PROBLEM: Below is a listing. Gather each line of it that contains "structured".

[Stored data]
•••
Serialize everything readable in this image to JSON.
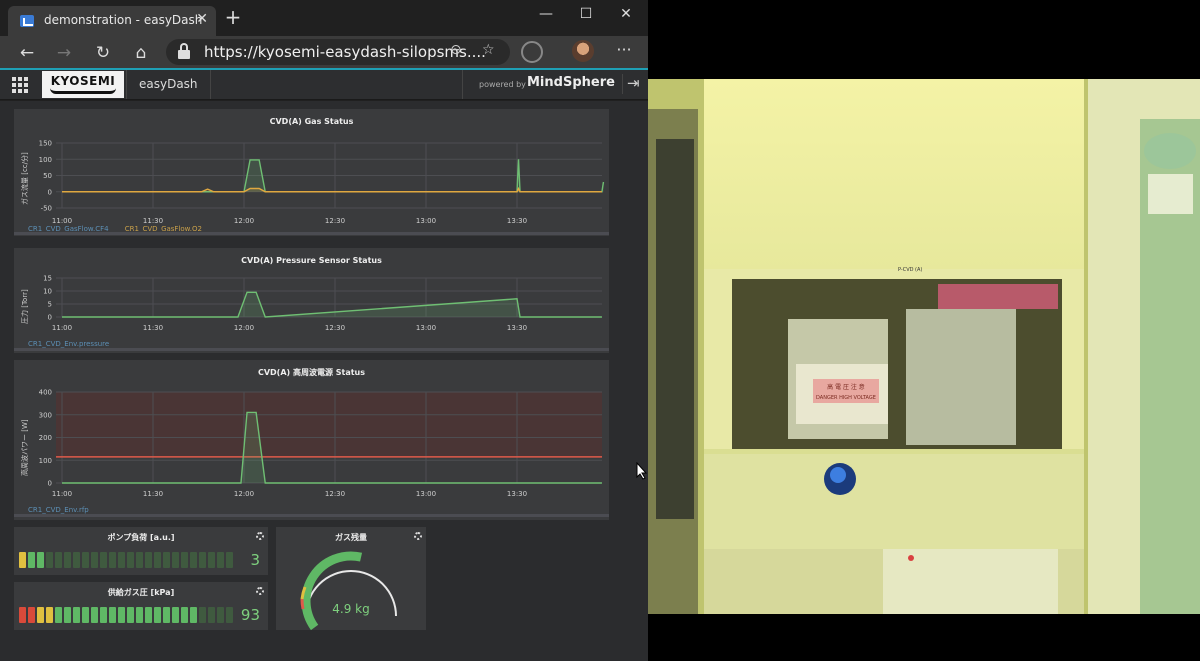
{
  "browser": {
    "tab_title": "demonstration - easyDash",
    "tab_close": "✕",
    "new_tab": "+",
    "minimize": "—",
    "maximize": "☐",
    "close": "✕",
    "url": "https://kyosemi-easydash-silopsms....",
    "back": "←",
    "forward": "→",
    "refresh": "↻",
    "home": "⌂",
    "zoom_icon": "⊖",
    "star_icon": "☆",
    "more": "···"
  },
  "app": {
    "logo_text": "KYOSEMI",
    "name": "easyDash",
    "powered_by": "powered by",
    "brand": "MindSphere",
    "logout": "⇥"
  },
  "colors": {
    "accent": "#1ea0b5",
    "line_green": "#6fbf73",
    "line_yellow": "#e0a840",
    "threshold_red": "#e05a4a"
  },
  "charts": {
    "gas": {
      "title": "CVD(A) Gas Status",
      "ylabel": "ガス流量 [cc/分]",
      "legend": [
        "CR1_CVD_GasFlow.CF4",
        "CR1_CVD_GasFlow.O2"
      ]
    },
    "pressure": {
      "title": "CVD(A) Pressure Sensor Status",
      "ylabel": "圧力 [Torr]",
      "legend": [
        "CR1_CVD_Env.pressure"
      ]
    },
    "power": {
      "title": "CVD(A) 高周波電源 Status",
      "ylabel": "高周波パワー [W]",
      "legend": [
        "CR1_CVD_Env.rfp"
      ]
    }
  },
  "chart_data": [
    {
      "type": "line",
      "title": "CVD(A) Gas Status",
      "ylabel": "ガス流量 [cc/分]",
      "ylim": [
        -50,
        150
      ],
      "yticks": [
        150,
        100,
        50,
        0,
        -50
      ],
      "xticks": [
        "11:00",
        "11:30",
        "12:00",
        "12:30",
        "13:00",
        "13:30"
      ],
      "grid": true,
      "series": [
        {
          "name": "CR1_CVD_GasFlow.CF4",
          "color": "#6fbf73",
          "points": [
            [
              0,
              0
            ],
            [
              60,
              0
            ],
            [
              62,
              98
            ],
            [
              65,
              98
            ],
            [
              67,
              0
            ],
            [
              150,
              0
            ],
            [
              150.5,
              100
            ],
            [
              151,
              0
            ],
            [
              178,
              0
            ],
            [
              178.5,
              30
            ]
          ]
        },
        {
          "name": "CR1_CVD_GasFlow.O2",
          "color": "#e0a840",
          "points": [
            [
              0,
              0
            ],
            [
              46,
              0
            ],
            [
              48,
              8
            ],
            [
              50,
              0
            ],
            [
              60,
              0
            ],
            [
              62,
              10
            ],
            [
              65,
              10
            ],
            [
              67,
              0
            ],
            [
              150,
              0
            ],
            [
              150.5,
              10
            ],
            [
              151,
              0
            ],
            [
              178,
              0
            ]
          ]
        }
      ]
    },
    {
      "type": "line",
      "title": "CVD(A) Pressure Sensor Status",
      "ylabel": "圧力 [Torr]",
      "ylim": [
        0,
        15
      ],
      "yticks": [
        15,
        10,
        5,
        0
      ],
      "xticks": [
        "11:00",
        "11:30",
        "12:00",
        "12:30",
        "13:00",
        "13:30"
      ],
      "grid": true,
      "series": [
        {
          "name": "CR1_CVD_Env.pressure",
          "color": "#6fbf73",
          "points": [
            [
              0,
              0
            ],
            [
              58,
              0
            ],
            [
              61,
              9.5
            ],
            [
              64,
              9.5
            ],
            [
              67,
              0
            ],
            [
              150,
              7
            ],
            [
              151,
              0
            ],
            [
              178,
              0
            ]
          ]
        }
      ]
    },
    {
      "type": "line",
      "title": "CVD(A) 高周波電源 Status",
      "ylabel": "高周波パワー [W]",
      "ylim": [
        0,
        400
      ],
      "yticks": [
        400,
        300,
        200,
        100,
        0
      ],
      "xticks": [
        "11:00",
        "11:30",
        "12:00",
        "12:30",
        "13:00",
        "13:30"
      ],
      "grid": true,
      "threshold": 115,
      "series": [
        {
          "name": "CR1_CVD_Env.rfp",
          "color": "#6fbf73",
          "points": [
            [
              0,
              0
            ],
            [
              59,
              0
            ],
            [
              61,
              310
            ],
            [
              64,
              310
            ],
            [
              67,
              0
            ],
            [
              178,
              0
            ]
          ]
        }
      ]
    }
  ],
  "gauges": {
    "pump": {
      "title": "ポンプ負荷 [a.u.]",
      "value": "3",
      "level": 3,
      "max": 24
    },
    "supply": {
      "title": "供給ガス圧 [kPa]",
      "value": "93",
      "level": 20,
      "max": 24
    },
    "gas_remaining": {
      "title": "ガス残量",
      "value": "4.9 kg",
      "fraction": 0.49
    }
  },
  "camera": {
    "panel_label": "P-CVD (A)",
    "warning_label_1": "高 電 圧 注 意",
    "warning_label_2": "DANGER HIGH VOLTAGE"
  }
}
•••
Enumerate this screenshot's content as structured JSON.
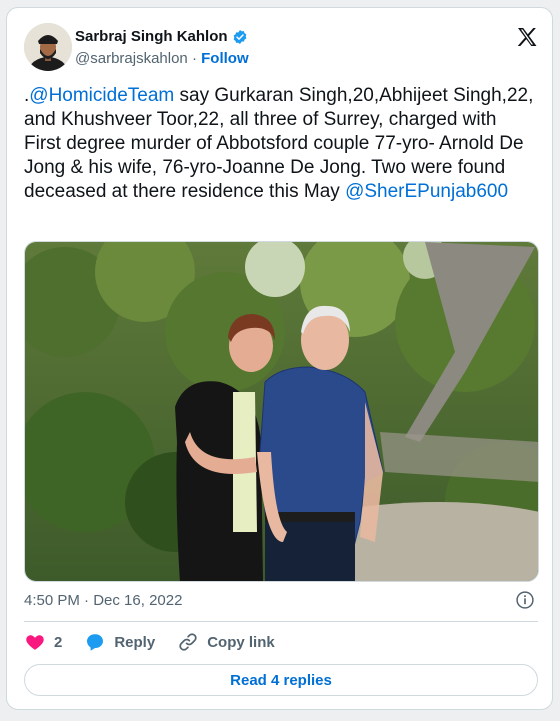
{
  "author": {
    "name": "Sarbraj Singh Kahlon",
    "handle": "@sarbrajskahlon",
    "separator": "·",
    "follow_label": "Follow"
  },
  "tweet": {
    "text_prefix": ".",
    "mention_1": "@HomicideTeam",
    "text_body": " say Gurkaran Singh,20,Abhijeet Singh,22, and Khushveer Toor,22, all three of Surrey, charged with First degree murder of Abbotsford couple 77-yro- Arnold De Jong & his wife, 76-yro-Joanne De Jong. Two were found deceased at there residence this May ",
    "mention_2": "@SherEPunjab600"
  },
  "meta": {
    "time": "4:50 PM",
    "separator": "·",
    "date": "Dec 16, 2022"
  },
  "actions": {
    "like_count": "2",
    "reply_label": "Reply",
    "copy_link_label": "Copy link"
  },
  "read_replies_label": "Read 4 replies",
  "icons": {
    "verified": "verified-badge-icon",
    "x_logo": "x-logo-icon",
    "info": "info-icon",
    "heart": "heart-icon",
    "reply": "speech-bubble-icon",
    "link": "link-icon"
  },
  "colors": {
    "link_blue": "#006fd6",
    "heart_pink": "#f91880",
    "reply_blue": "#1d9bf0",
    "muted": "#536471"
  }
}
•••
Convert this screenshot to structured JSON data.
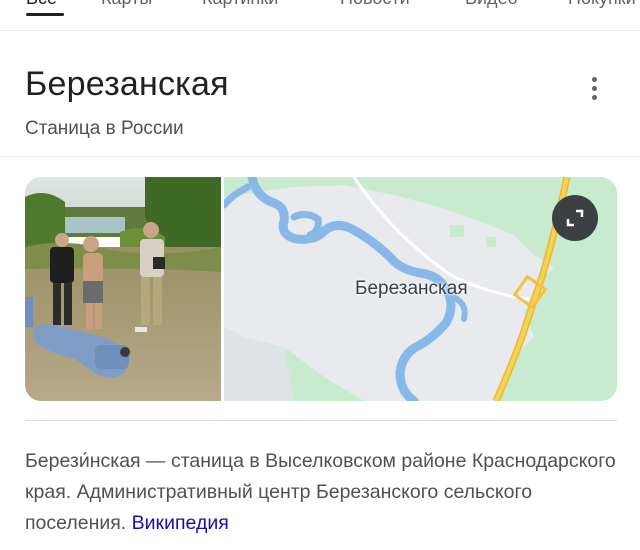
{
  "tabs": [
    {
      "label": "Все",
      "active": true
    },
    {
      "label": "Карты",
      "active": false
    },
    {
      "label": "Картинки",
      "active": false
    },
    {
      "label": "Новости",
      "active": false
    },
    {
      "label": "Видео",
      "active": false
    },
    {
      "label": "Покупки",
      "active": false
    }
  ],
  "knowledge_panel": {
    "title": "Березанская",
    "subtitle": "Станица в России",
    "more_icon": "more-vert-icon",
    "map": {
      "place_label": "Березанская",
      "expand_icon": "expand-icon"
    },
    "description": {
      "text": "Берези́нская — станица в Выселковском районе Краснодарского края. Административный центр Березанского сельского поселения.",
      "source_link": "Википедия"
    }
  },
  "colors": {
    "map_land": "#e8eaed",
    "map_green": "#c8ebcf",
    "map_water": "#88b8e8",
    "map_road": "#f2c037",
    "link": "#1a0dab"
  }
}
•••
FULL OUTPUT:
Enumerate this screenshot's content as structured JSON.
Convert this screenshot to structured JSON data.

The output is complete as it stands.